**EXERCISE DESCRIPTION**:
Print all records exactly, leaving nothing out.

** Start **

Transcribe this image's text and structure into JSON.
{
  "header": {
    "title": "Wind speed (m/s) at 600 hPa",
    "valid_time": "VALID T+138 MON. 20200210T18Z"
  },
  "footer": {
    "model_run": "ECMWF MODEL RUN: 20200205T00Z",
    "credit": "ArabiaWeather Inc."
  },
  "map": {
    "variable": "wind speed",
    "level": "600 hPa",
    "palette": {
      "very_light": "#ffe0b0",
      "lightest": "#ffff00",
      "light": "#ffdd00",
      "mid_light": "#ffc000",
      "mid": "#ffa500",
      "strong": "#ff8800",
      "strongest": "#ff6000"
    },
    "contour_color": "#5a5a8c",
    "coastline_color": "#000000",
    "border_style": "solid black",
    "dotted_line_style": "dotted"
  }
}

** End **

**WRITTEN SOLUTION**:
Transcribe this image's text and structure into JSON.
{
  "header": {
    "title": "Wind speed (m/s) at 600 hPa",
    "valid_time": "VALID T+138 MON. 20200210T18Z"
  },
  "footer": {
    "model_run": "ECMWF MODEL RUN: 20200205T00Z",
    "credit": "ArabiaWeather Inc."
  },
  "map": {
    "variable": "wind speed",
    "level": "600 hPa",
    "palette": {
      "very_light": "#ffe0b0",
      "lightest": "#ffff00",
      "light": "#ffdd00",
      "mid_light": "#ffc000",
      "mid": "#ffa500",
      "strong": "#ff8800",
      "strongest": "#ff6000"
    },
    "contour_color": "#5a5a8c",
    "coastline_color": "#000000",
    "border_style": "solid black",
    "dotted_line_style": "dotted"
  }
}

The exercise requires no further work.